**Written task**
The records below are to be repeated in full, exactly as they are.

**Material for this task**
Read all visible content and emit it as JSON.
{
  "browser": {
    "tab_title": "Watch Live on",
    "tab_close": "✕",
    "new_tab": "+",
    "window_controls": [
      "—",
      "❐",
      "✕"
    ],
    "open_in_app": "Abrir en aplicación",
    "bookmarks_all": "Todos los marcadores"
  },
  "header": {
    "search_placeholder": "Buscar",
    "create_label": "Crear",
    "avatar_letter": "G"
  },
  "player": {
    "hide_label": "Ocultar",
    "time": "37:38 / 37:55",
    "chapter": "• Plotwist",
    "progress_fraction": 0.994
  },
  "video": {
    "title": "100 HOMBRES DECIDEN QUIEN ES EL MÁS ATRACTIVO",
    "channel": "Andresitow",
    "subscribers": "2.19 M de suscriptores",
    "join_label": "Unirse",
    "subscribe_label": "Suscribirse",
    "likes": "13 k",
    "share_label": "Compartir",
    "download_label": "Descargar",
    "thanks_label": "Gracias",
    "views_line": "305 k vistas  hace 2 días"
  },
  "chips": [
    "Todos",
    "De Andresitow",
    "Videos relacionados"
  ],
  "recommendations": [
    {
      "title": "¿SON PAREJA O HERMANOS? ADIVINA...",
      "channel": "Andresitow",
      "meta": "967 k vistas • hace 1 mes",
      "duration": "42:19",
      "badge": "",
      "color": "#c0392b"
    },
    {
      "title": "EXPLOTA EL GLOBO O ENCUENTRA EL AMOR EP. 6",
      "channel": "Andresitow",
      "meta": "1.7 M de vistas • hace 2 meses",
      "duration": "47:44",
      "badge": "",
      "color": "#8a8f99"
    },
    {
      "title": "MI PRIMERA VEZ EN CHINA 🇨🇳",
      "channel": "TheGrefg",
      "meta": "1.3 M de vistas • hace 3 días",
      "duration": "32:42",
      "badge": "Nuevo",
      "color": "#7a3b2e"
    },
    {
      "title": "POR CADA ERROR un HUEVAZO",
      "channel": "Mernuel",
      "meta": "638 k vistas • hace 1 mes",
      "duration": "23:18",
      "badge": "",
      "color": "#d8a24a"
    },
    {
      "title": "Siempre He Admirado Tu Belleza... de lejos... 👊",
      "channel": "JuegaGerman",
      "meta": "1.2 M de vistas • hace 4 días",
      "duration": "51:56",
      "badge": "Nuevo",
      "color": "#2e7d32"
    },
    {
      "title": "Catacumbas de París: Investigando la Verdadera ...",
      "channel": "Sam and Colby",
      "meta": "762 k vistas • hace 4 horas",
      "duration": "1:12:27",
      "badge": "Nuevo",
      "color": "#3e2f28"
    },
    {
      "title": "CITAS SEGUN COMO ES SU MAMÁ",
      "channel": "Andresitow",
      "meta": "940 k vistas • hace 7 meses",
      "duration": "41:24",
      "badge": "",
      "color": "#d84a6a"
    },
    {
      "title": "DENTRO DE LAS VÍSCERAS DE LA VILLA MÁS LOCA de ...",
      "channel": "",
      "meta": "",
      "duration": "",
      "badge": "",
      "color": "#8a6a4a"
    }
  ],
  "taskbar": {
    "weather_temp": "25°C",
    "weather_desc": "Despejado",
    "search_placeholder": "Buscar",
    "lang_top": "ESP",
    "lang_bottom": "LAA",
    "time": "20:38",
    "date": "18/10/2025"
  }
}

**Written solution**
Read all visible content and emit it as JSON.
{
  "browser": {
    "tab_title": "Watch Live on",
    "tab_close": "✕",
    "new_tab": "+",
    "window_controls": [
      "—",
      "❐",
      "✕"
    ],
    "open_in_app": "Abrir en aplicación",
    "bookmarks_all": "Todos los marcadores"
  },
  "header": {
    "search_placeholder": "Buscar",
    "create_label": "Crear",
    "avatar_letter": "G"
  },
  "player": {
    "hide_label": "Ocultar",
    "time": "37:38 / 37:55",
    "chapter": "• Plotwist",
    "progress_fraction": 0.994
  },
  "video": {
    "title": "100 HOMBRES DECIDEN QUIEN ES EL MÁS ATRACTIVO",
    "channel": "Andresitow",
    "subscribers": "2.19 M de suscriptores",
    "join_label": "Unirse",
    "subscribe_label": "Suscribirse",
    "likes": "13 k",
    "share_label": "Compartir",
    "download_label": "Descargar",
    "thanks_label": "Gracias",
    "views_line": "305 k vistas  hace 2 días"
  },
  "chips": [
    "Todos",
    "De Andresitow",
    "Videos relacionados"
  ],
  "recommendations": [
    {
      "title": "¿SON PAREJA O HERMANOS? ADIVINA...",
      "channel": "Andresitow",
      "meta": "967 k vistas • hace 1 mes",
      "duration": "42:19",
      "badge": "",
      "color": "#c0392b"
    },
    {
      "title": "EXPLOTA EL GLOBO O ENCUENTRA EL AMOR EP. 6",
      "channel": "Andresitow",
      "meta": "1.7 M de vistas • hace 2 meses",
      "duration": "47:44",
      "badge": "",
      "color": "#8a8f99"
    },
    {
      "title": "MI PRIMERA VEZ EN CHINA 🇨🇳",
      "channel": "TheGrefg",
      "meta": "1.3 M de vistas • hace 3 días",
      "duration": "32:42",
      "badge": "Nuevo",
      "color": "#7a3b2e"
    },
    {
      "title": "POR CADA ERROR un HUEVAZO",
      "channel": "Mernuel",
      "meta": "638 k vistas • hace 1 mes",
      "duration": "23:18",
      "badge": "",
      "color": "#d8a24a"
    },
    {
      "title": "Siempre He Admirado Tu Belleza... de lejos... 👊",
      "channel": "JuegaGerman",
      "meta": "1.2 M de vistas • hace 4 días",
      "duration": "51:56",
      "badge": "Nuevo",
      "color": "#2e7d32"
    },
    {
      "title": "Catacumbas de París: Investigando la Verdadera ...",
      "channel": "Sam and Colby",
      "meta": "762 k vistas • hace 4 horas",
      "duration": "1:12:27",
      "badge": "Nuevo",
      "color": "#3e2f28"
    },
    {
      "title": "CITAS SEGUN COMO ES SU MAMÁ",
      "channel": "Andresitow",
      "meta": "940 k vistas • hace 7 meses",
      "duration": "41:24",
      "badge": "",
      "color": "#d84a6a"
    },
    {
      "title": "DENTRO DE LAS VÍSCERAS DE LA VILLA MÁS LOCA de ...",
      "channel": "",
      "meta": "",
      "duration": "",
      "badge": "",
      "color": "#8a6a4a"
    }
  ],
  "taskbar": {
    "weather_temp": "25°C",
    "weather_desc": "Despejado",
    "search_placeholder": "Buscar",
    "lang_top": "ESP",
    "lang_bottom": "LAA",
    "time": "20:38",
    "date": "18/10/2025"
  }
}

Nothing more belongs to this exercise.